Repeat the listing that follows, character for character, minus the pictures.

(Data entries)
┄┄┄┄┄┄┄┄┄┄┄┄┄┄┄┄┄┄┄┄

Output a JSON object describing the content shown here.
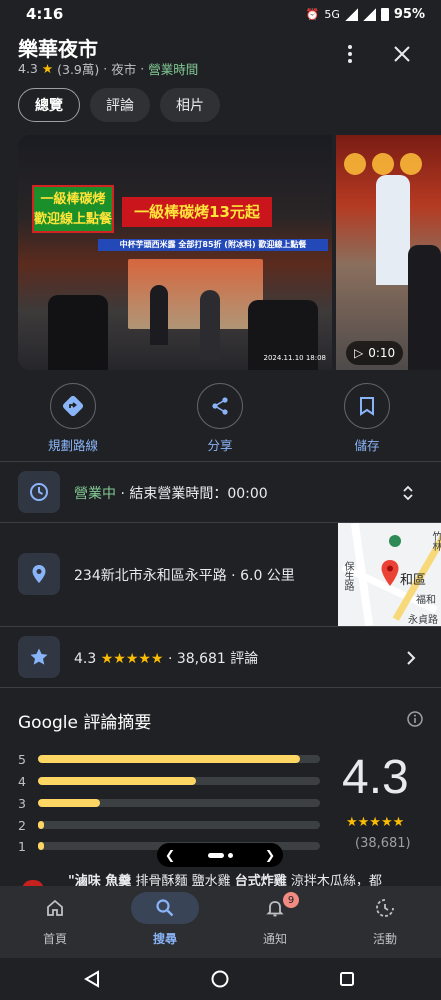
{
  "status_bar": {
    "time": "4:16",
    "network": "5G",
    "battery": "95%"
  },
  "place": {
    "name": "樂華夜市",
    "rating": "4.3",
    "review_count_short": "(3.9萬)",
    "category": "夜市",
    "open_state": "營業時間"
  },
  "tabs": [
    {
      "label": "總覽",
      "active": true
    },
    {
      "label": "評論",
      "active": false
    },
    {
      "label": "相片",
      "active": false
    }
  ],
  "photos": {
    "sign_left": "一級棒碳烤\n歡迎線上點餐",
    "sign_main": "一級棒碳烤13元起",
    "sign_strip": "中杯芋頭西米露 全部打85折 (附冰料)   歡迎線上點餐",
    "timestamp": "2024.11.10 18:08",
    "video_duration": "0:10"
  },
  "actions": [
    {
      "label": "規劃路線",
      "icon": "directions-icon"
    },
    {
      "label": "分享",
      "icon": "share-icon"
    },
    {
      "label": "儲存",
      "icon": "bookmark-icon"
    }
  ],
  "hours": {
    "status": "營業中",
    "detail": "結束營業時間：00:00"
  },
  "address": {
    "text": "234新北市永和區永平路",
    "distance": "6.0 公里"
  },
  "map_labels": {
    "a": "保生路",
    "b": "和區",
    "c": "竹林",
    "d": "福和",
    "e": "永貞路"
  },
  "reviews_row": {
    "rating": "4.3",
    "stars": "★★★★★",
    "count": "38,681 評論"
  },
  "summary": {
    "title": "Google 評論摘要",
    "rating": "4.3",
    "count": "(38,681)",
    "stars": "★★★★★",
    "distribution": [
      {
        "stars": "5",
        "fraction": 0.93
      },
      {
        "stars": "4",
        "fraction": 0.56
      },
      {
        "stars": "3",
        "fraction": 0.22
      },
      {
        "stars": "2",
        "fraction": 0.02
      },
      {
        "stars": "1",
        "fraction": 0.02
      }
    ],
    "keywords_bold_1": "\"滷味 魚羹",
    "keywords_plain_1": " 排骨酥麵 鹽水雞 ",
    "keywords_bold_2": "台式炸雞",
    "keywords_plain_2": " 涼拌木瓜絲，都"
  },
  "bottom_nav": [
    {
      "label": "首頁",
      "icon": "home-icon",
      "active": false
    },
    {
      "label": "搜尋",
      "icon": "search-icon",
      "active": true
    },
    {
      "label": "通知",
      "icon": "bell-icon",
      "active": false,
      "badge": "9"
    },
    {
      "label": "活動",
      "icon": "activity-icon",
      "active": false
    }
  ],
  "colors": {
    "background": "#202124",
    "accent": "#8ab4f8",
    "star": "#fbbc04",
    "open": "#81c995"
  }
}
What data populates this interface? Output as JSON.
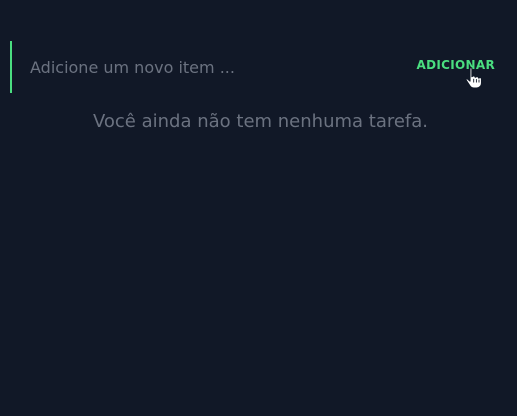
{
  "task_form": {
    "input_value": "",
    "input_placeholder": "Adicione um novo item ...",
    "add_button_label": "ADICIONAR"
  },
  "task_list": {
    "empty_message": "Você ainda não tem nenhuma tarefa.",
    "items": []
  },
  "cursor": {
    "icon": "hand-pointer-icon"
  },
  "colors": {
    "background": "#111827",
    "accent": "#4ade80",
    "placeholder": "#6b7280",
    "empty_text": "#6b7280"
  }
}
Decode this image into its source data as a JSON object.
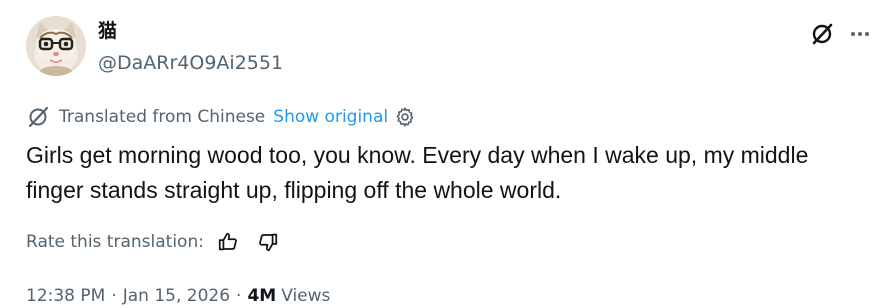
{
  "author": {
    "name": "猫",
    "handle": "@DaARr4O9Ai2551"
  },
  "icons": {
    "grok": "grok-slash-icon",
    "more": "more-horizontal-icon",
    "translate": "translate-icon",
    "settings": "gear-icon",
    "thumbs_up": "thumbs-up-icon",
    "thumbs_down": "thumbs-down-icon"
  },
  "translation": {
    "notice": "Translated from Chinese",
    "show_original": "Show original"
  },
  "tweet": {
    "text": "Girls get morning wood too, you know. Every day when I wake up, my middle finger stands straight up, flipping off the whole world."
  },
  "rating": {
    "label": "Rate this translation:"
  },
  "meta": {
    "time": "12:38 PM",
    "separator": "·",
    "date": "Jan 15, 2026",
    "views_count": "4M",
    "views_label": "Views"
  },
  "colors": {
    "text_primary": "#0f1419",
    "text_secondary": "#536471",
    "link": "#1d9bf0",
    "background": "#ffffff"
  }
}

┄┄┄┄┄┄┄┄┄┄┄┄┄┄┄┄┄┄┄┄

### SOLUTION TO THIS PROBLEM
Output a JSON object describing the content shown here.
{
  "status_bar": {
    "time": "4:16",
    "network": "5G",
    "battery": "95%"
  },
  "place": {
    "name": "樂華夜市",
    "rating": "4.3",
    "review_count_short": "(3.9萬)",
    "category": "夜市",
    "open_state": "營業時間"
  },
  "tabs": [
    {
      "label": "總覽",
      "active": true
    },
    {
      "label": "評論",
      "active": false
    },
    {
      "label": "相片",
      "active": false
    }
  ],
  "photos": {
    "sign_left": "一級棒碳烤\n歡迎線上點餐",
    "sign_main": "一級棒碳烤13元起",
    "sign_strip": "中杯芋頭西米露 全部打85折 (附冰料)   歡迎線上點餐",
    "timestamp": "2024.11.10 18:08",
    "video_duration": "0:10"
  },
  "actions": [
    {
      "label": "規劃路線",
      "icon": "directions-icon"
    },
    {
      "label": "分享",
      "icon": "share-icon"
    },
    {
      "label": "儲存",
      "icon": "bookmark-icon"
    }
  ],
  "hours": {
    "status": "營業中",
    "detail": "結束營業時間：00:00"
  },
  "address": {
    "text": "234新北市永和區永平路",
    "distance": "6.0 公里"
  },
  "map_labels": {
    "a": "保生路",
    "b": "和區",
    "c": "竹林",
    "d": "福和",
    "e": "永貞路"
  },
  "reviews_row": {
    "rating": "4.3",
    "stars": "★★★★★",
    "count": "38,681 評論"
  },
  "summary": {
    "title": "Google 評論摘要",
    "rating": "4.3",
    "count": "(38,681)",
    "stars": "★★★★★",
    "distribution": [
      {
        "stars": "5",
        "fraction": 0.93
      },
      {
        "stars": "4",
        "fraction": 0.56
      },
      {
        "stars": "3",
        "fraction": 0.22
      },
      {
        "stars": "2",
        "fraction": 0.02
      },
      {
        "stars": "1",
        "fraction": 0.02
      }
    ],
    "keywords_bold_1": "\"滷味 魚羹",
    "keywords_plain_1": " 排骨酥麵 鹽水雞 ",
    "keywords_bold_2": "台式炸雞",
    "keywords_plain_2": " 涼拌木瓜絲，都"
  },
  "bottom_nav": [
    {
      "label": "首頁",
      "icon": "home-icon",
      "active": false
    },
    {
      "label": "搜尋",
      "icon": "search-icon",
      "active": true
    },
    {
      "label": "通知",
      "icon": "bell-icon",
      "active": false,
      "badge": "9"
    },
    {
      "label": "活動",
      "icon": "activity-icon",
      "active": false
    }
  ],
  "colors": {
    "background": "#202124",
    "accent": "#8ab4f8",
    "star": "#fbbc04",
    "open": "#81c995"
  }
}
What data populates this interface? Output as JSON.
{
  "task_form": {
    "input_value": "",
    "input_placeholder": "Adicione um novo item ...",
    "add_button_label": "ADICIONAR"
  },
  "task_list": {
    "empty_message": "Você ainda não tem nenhuma tarefa.",
    "items": []
  },
  "cursor": {
    "icon": "hand-pointer-icon"
  },
  "colors": {
    "background": "#111827",
    "accent": "#4ade80",
    "placeholder": "#6b7280",
    "empty_text": "#6b7280"
  }
}
Decode this image into its source data as a JSON object.
{
  "author": {
    "name": "猫",
    "handle": "@DaARr4O9Ai2551"
  },
  "icons": {
    "grok": "grok-slash-icon",
    "more": "more-horizontal-icon",
    "translate": "translate-icon",
    "settings": "gear-icon",
    "thumbs_up": "thumbs-up-icon",
    "thumbs_down": "thumbs-down-icon"
  },
  "translation": {
    "notice": "Translated from Chinese",
    "show_original": "Show original"
  },
  "tweet": {
    "text": "Girls get morning wood too, you know. Every day when I wake up, my middle finger stands straight up, flipping off the whole world."
  },
  "rating": {
    "label": "Rate this translation:"
  },
  "meta": {
    "time": "12:38 PM",
    "separator": "·",
    "date": "Jan 15, 2026",
    "views_count": "4M",
    "views_label": "Views"
  },
  "colors": {
    "text_primary": "#0f1419",
    "text_secondary": "#536471",
    "link": "#1d9bf0",
    "background": "#ffffff"
  }
}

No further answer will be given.